Problem number 3: REST API testing

As a Thingworx developer, you're probably aware of tools like Curl, Postman and even the Web Browser that can let you exercise a REST API as you develop your code so you can validate your functionality. The REST guidelines specify that you should use the GET method to retrieve data, PUT to create data, POST to update data, etc. The issue is that it is easiest to test an API call if you can execute it from a web browser. However, the web browser always uses the GET method to make a request. This means that PUT and POST (along with other methods) will not work from your browser. Thingworx originally interpreted the incoming request and would internally reroute incoming requests to the POST or PUT functionality. This is also insecure because it makes it too easy to execute services from a browser. A setting was added to the PlatformSubsystem allow for a gradual transition to the more secure configuration. Turn this on in developer mode to simplify your testing of REST calls, but you should not leave it on in production mode as it provides a potential attack vector for your server.

 

PlatformSubsystemInsecureSettings.jpg

 

So I have some recommendations:

 

1) Set up an additional Administrative user upon installation

If you only have one user defined and it gets locked out, you're stuck until the lockout times out. Worse, if for some reason you set the timeout value to 0, you're locked out forever by Thingworx. You're only choice will be to hack the database to unlock the user or to wipe out the instance and start over. I just went through a situation where I did create the second user and forgot to add it to the Administrators group. So I did something else for 20 minutes to make sure the lockout had cleared. Then I added the user to the Administrators group but got distracted and never pressed the Save button so it locked up again. Make sure you have the user created and functional immediately upon installing the instance - don't wait until you're getting locked out by some loop that's not authenticating properly. Even if you were logged in as your Administrator user, the lockout will cause a failure the next time you try to do something in Composer, like turn off the lockout checkbox!

- [Questions to answer]:
• a. In the Thingworx passage, rewrite the paragraph beginning "If you only have one user defined" as a short bulleted list that keeps its main facts.
• b. According to the Thingworx passage, which method does a web browser always use to make a request?
• c. Continue the Thingworx passage from where it stops.

- [Data to examine]:
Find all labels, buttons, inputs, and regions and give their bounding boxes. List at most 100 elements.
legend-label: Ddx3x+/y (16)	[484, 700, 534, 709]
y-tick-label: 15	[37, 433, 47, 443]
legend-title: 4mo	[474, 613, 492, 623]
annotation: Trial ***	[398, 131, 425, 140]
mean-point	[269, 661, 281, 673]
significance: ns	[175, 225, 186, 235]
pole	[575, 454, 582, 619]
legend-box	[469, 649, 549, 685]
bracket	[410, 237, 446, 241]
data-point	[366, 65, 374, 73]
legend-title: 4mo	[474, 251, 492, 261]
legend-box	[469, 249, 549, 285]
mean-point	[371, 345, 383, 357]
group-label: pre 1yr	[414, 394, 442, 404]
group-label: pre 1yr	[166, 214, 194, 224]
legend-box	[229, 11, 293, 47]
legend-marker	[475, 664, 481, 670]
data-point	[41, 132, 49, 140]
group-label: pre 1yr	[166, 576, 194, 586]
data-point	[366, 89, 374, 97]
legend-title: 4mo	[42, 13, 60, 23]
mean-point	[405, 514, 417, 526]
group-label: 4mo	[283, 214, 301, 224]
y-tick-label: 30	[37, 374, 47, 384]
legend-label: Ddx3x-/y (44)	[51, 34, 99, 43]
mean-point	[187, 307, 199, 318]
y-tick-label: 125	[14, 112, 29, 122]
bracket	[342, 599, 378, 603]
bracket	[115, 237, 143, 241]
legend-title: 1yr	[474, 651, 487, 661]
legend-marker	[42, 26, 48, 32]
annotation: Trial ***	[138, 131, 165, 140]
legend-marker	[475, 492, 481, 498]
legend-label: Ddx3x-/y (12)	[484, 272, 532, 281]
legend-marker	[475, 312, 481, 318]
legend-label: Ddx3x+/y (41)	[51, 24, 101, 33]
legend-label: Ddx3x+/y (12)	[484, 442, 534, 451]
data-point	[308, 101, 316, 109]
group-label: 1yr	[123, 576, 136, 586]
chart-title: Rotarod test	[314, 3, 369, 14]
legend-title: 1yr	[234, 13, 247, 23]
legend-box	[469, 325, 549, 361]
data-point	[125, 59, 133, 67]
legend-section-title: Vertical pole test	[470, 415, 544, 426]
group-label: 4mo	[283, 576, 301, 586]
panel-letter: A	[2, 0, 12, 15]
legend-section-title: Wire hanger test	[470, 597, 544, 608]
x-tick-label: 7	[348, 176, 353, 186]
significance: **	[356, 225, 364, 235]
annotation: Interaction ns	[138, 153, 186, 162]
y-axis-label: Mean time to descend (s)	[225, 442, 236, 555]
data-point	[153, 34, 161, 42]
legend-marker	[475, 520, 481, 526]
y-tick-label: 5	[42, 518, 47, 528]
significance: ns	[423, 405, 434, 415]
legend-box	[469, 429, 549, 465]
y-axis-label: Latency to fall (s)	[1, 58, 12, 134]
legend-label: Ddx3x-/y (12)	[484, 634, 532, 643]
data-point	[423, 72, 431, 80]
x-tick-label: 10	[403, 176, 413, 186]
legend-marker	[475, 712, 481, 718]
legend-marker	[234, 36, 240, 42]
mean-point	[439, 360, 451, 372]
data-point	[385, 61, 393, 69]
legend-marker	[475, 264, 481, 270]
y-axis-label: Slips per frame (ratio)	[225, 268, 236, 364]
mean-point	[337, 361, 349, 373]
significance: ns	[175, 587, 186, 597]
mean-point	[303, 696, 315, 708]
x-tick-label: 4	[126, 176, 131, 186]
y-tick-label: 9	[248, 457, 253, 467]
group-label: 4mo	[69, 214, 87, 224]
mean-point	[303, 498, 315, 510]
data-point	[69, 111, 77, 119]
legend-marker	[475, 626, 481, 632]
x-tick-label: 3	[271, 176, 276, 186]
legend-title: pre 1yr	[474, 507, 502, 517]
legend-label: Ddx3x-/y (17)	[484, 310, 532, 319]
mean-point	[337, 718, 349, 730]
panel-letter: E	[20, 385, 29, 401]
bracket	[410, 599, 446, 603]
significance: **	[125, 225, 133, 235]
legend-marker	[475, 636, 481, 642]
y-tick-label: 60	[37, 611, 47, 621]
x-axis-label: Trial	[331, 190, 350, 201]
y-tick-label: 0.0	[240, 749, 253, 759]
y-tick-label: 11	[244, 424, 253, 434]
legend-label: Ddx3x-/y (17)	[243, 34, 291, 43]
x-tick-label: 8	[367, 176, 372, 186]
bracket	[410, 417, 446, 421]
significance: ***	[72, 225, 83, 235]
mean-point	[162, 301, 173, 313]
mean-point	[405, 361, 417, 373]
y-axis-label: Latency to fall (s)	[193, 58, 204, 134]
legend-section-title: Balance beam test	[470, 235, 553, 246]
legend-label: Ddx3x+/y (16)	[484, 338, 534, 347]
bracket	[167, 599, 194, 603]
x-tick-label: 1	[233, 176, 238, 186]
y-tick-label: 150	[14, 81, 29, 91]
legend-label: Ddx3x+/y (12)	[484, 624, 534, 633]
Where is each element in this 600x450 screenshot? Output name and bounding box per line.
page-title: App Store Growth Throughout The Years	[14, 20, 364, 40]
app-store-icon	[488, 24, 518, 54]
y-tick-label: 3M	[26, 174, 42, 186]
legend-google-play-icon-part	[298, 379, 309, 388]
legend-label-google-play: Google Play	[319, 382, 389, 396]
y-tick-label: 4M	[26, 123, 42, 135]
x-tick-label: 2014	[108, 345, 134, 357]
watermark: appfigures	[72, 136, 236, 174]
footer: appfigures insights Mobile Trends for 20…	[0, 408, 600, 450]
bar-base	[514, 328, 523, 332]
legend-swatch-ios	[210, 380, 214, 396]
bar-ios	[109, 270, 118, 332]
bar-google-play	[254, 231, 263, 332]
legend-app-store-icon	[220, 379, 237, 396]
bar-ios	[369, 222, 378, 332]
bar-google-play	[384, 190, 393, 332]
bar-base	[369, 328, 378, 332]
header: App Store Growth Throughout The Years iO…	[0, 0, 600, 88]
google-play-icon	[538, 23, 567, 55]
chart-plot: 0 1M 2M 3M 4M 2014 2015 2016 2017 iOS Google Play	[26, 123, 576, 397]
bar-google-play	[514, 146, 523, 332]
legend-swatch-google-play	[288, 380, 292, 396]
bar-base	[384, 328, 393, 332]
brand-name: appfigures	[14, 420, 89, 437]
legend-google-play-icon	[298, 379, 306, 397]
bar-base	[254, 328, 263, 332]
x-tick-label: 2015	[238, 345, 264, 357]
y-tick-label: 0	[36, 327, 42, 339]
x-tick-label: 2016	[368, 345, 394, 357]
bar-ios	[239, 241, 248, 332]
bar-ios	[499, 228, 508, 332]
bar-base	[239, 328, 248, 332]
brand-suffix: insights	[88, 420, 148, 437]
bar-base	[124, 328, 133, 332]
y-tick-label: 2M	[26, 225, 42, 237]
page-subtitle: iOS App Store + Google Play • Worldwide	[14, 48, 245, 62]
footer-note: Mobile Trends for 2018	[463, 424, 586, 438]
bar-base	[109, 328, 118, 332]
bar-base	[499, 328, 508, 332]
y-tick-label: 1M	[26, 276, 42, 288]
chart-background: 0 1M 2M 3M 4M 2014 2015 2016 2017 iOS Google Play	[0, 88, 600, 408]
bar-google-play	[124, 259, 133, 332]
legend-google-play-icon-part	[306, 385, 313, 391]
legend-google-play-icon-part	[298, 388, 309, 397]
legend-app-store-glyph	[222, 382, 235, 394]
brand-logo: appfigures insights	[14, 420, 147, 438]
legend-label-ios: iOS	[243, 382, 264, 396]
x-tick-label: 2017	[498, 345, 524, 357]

- [Solved tasks]:
• a.
- With only one user defined, a lockout leaves you stuck until it times out.
- If the timeout value is set to 0, Thingworx locks you out forever. The only options then are hacking the database to unlock the user or wiping the instance and starting over.
- In one case, a second user was created but not added to the Administrators group. Later it was added, but Save was never pressed, so the lockout happened again.
- Create a working second Administrative user immediately upon installing the instance, not once a failing authentication loop is already locking you out.
- Even while logged in as Administrator, a lockout will cause your next action in Composer to fail, including turning off the lockout checkbox.

• b. The GET method.

• c.
2) Test your REST Calls with Curl or Postman - not the web browser

Don't test your code in a loop until you've tested it in isolation to be sure it's not going to fail authentication for some reason (which may include violating the PlatformSubsystem settings above). Don't use the browser to do the testing - it will require disabling the secure settings. Use Curl or even better, Postman or a similar tool to test your REST calls - it will give you better formatted output than Curl. And you can easily put appKey in as a header (where it should be) instead of a parameter on the URL or in the body.

 

3) Tighten up your appKeys where possible.

Since an appKey is effectively a user/password replacement, you should protect them in the same manner - keep them out of log files by not allowing them as URL parameters, and use the whitelist to keep them from being used for other purposes. If you have a server to server connection, whitelist the server who will be making the calls to you. What I'm not sure of is just whether this is really IP addresses only or if you can use a DNS name and it will look up the IP address and insure it is in fact coming from the expected source. Someone else might be able to comment on this.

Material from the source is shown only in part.